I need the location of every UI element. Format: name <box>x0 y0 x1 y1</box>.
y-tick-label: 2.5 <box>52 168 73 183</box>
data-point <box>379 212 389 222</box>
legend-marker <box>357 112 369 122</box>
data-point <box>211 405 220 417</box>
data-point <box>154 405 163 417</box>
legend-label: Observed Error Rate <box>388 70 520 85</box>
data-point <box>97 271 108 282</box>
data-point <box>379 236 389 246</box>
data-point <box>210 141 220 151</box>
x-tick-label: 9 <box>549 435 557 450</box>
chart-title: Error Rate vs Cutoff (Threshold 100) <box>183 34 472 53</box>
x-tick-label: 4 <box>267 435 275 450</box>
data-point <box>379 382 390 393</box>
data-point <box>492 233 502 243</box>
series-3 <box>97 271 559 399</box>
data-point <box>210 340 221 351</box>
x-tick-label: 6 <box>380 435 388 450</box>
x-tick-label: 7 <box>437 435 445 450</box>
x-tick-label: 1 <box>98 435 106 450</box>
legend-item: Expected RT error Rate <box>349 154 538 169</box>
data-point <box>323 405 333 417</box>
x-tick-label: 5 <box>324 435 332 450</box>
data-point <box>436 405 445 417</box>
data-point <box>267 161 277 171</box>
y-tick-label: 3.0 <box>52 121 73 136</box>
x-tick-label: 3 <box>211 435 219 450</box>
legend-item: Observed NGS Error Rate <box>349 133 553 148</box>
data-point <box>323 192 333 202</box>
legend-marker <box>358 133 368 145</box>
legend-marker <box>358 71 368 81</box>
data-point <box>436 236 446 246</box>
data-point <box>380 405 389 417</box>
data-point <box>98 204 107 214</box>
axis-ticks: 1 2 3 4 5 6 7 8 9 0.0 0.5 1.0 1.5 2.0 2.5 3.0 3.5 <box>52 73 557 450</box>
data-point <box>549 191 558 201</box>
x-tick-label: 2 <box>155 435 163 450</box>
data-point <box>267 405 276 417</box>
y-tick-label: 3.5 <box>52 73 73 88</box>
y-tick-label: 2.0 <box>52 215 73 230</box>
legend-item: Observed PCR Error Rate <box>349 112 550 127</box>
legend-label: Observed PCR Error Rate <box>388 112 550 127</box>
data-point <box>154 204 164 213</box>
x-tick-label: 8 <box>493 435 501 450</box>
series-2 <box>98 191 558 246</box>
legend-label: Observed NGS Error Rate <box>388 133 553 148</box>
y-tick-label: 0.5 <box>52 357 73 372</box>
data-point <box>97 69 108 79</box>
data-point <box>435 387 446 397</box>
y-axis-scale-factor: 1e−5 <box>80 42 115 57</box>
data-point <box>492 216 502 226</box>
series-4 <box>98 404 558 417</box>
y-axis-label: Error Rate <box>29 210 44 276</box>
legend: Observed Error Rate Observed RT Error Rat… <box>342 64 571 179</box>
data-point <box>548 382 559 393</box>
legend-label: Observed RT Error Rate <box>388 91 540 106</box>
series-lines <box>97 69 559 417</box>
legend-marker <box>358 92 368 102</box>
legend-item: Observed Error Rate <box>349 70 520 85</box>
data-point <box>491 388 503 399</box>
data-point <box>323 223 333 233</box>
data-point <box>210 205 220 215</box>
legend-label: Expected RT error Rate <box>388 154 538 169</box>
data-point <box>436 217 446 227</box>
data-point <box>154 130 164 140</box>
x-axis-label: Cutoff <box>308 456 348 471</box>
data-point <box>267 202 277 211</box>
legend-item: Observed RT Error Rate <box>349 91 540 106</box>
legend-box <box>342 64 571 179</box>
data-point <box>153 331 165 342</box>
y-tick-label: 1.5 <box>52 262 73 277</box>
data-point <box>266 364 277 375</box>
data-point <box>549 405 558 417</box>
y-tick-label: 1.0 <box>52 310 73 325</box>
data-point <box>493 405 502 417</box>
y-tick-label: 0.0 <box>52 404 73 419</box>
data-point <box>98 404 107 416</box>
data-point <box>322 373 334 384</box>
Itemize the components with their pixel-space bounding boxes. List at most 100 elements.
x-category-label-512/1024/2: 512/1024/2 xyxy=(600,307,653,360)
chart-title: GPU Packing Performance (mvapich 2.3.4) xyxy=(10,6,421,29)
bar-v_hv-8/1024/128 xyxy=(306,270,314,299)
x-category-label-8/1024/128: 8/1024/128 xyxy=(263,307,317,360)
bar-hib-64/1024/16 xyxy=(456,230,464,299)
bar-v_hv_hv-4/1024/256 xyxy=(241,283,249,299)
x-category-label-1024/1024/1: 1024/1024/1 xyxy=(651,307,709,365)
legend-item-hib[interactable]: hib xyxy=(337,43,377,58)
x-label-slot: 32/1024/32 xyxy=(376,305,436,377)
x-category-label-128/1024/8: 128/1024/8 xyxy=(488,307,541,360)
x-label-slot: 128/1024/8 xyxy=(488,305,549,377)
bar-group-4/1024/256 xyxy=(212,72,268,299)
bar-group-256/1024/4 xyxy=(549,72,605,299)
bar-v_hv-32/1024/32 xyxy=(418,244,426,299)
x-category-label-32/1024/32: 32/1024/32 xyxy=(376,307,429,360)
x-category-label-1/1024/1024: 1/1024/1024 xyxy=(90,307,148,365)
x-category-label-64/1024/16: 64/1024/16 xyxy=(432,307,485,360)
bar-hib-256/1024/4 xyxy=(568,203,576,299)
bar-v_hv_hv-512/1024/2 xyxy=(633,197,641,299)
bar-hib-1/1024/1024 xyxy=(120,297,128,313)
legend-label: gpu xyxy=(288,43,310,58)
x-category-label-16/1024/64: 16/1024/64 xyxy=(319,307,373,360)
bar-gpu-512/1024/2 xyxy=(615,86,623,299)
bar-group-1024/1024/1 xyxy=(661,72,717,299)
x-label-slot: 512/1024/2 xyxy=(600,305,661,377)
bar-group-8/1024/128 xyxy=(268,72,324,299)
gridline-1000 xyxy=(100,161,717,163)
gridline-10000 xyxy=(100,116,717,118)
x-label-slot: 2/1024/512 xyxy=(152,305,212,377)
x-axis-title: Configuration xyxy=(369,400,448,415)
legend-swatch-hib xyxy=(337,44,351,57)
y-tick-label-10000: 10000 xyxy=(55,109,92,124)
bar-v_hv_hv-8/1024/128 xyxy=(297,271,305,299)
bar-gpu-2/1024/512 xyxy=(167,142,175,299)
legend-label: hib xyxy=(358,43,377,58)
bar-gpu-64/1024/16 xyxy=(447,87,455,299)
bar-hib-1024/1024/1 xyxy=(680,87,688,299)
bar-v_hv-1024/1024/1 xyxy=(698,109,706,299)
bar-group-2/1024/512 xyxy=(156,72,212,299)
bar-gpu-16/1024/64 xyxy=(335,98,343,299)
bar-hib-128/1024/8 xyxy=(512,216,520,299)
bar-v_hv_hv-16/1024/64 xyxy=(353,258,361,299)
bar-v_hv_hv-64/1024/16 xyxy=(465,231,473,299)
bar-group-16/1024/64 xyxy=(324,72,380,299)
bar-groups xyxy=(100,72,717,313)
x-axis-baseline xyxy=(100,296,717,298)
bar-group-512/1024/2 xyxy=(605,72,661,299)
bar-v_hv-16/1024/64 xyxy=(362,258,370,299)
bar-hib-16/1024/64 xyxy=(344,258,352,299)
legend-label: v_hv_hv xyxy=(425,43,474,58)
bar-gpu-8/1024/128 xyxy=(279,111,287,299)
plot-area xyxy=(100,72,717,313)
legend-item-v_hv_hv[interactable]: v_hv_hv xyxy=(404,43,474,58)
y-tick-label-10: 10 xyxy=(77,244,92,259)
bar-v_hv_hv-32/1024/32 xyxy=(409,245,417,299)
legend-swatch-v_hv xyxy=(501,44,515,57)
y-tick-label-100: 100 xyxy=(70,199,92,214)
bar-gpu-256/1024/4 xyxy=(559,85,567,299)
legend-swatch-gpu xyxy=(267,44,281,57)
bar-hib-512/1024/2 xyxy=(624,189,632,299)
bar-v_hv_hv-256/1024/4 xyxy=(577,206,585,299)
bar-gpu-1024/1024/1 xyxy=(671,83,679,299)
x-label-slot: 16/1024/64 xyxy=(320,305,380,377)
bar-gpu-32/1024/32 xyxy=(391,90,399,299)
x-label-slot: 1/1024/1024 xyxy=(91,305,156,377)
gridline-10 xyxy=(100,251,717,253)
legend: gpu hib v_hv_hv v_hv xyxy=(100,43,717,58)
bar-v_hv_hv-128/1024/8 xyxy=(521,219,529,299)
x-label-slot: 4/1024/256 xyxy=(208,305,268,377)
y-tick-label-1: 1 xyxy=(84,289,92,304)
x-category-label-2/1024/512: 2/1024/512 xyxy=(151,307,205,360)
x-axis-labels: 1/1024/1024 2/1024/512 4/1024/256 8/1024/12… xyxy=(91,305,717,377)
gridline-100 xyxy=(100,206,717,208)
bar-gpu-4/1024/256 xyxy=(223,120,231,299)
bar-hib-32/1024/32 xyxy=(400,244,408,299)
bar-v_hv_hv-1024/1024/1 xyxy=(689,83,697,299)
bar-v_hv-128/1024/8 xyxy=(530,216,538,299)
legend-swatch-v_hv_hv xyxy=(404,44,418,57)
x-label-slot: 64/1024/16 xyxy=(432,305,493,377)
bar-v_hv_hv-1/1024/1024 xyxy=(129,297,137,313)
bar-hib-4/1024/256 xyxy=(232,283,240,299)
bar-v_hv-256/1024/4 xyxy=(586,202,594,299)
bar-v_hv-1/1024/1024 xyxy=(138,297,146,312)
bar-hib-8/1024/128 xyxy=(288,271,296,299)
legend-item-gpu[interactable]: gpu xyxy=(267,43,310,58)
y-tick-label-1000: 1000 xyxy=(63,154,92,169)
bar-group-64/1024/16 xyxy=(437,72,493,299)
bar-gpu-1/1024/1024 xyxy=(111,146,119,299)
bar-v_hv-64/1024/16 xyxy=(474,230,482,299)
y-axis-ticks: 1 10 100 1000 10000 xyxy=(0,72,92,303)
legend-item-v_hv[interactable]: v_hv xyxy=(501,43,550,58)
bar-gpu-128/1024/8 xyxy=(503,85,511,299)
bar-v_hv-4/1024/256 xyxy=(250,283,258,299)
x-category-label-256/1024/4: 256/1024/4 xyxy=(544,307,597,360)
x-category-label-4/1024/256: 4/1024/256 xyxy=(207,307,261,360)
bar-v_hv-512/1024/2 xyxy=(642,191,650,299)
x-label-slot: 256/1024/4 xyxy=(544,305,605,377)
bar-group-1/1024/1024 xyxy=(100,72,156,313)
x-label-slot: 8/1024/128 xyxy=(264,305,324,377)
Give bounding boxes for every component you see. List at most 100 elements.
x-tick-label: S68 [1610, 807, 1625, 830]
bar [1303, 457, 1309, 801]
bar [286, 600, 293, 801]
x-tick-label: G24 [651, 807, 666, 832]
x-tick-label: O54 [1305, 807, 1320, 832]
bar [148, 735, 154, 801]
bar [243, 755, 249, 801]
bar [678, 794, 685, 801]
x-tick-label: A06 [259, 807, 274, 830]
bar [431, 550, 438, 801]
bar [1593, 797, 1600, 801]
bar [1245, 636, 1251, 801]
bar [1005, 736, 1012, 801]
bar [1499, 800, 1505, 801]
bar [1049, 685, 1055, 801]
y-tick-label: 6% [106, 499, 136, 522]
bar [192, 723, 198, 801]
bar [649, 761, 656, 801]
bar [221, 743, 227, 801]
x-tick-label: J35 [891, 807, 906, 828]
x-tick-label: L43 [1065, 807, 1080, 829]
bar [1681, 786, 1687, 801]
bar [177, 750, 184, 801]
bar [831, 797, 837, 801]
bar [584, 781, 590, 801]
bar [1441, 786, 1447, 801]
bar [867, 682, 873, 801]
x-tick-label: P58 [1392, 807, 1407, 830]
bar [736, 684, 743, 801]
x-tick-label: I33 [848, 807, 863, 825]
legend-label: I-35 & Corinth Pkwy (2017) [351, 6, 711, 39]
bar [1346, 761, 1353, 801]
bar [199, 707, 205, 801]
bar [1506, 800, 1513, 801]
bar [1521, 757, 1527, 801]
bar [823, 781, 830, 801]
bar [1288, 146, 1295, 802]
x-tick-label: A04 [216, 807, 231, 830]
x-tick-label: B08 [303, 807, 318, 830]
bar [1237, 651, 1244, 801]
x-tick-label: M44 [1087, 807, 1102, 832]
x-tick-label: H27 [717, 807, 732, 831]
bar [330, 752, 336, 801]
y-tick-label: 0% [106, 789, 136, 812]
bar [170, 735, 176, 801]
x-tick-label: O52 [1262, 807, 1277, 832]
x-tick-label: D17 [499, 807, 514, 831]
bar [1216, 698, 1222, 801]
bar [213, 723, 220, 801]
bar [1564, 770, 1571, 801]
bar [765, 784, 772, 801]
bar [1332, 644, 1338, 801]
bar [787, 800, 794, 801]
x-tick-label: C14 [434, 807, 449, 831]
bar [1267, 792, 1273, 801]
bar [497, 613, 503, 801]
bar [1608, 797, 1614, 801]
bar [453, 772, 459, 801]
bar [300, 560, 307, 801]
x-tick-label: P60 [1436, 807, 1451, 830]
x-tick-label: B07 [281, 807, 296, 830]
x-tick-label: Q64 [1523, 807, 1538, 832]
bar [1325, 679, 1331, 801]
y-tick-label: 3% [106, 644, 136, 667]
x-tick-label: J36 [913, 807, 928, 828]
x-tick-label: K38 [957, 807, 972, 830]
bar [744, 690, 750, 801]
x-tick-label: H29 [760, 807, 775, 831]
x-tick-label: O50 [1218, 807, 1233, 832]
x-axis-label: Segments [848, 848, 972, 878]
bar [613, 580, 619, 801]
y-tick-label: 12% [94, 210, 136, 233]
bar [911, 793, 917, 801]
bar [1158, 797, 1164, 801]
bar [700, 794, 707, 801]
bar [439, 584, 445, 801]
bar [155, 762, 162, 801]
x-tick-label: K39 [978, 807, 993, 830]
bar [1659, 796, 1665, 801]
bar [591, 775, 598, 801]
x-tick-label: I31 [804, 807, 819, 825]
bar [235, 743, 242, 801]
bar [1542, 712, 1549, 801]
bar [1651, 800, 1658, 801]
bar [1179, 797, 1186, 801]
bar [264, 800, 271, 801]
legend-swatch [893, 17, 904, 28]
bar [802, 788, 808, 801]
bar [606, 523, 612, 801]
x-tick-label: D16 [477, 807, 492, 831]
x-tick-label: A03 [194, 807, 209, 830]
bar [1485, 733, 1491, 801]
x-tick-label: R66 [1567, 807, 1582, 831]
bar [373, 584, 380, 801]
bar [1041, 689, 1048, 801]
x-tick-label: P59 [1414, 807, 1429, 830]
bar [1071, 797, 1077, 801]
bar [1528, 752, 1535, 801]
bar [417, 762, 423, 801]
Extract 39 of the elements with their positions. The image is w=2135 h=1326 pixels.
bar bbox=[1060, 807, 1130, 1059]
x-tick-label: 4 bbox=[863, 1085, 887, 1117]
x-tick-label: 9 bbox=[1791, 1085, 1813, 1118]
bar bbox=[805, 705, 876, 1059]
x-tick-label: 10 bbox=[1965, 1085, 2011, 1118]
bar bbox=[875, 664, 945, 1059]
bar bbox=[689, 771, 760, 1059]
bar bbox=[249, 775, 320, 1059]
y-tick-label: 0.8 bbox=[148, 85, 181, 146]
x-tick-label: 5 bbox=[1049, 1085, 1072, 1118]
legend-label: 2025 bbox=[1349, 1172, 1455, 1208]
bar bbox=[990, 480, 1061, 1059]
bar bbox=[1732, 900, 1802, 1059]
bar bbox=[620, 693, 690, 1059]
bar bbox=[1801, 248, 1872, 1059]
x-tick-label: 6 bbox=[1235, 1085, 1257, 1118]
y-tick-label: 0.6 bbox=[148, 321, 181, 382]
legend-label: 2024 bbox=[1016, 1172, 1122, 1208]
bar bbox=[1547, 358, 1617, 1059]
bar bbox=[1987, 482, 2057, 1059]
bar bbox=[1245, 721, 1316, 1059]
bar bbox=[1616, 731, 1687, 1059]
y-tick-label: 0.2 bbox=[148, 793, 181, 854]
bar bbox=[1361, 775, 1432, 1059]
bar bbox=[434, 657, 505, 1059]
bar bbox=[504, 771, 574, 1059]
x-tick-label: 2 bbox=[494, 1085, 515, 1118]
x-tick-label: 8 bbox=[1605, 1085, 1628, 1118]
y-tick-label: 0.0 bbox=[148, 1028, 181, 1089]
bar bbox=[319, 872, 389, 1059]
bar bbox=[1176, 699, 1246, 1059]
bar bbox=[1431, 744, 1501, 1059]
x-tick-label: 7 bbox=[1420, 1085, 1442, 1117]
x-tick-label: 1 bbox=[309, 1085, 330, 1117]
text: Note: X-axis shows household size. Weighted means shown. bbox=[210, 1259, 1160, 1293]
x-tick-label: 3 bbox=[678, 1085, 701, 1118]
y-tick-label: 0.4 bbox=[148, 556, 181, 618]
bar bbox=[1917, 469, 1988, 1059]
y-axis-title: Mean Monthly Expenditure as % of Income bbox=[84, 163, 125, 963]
********
Instructions to follow:
Reproduce, word for word, the rows from the first one through the one containing "data-point <box>154 405 163 417</box>", including both of them.

Task solution:
I need the location of every UI element. Format: name <box>x0 y0 x1 y1</box>.
y-tick-label: 2.5 <box>52 168 73 183</box>
data-point <box>379 212 389 222</box>
legend-marker <box>357 112 369 122</box>
data-point <box>211 405 220 417</box>
data-point <box>154 405 163 417</box>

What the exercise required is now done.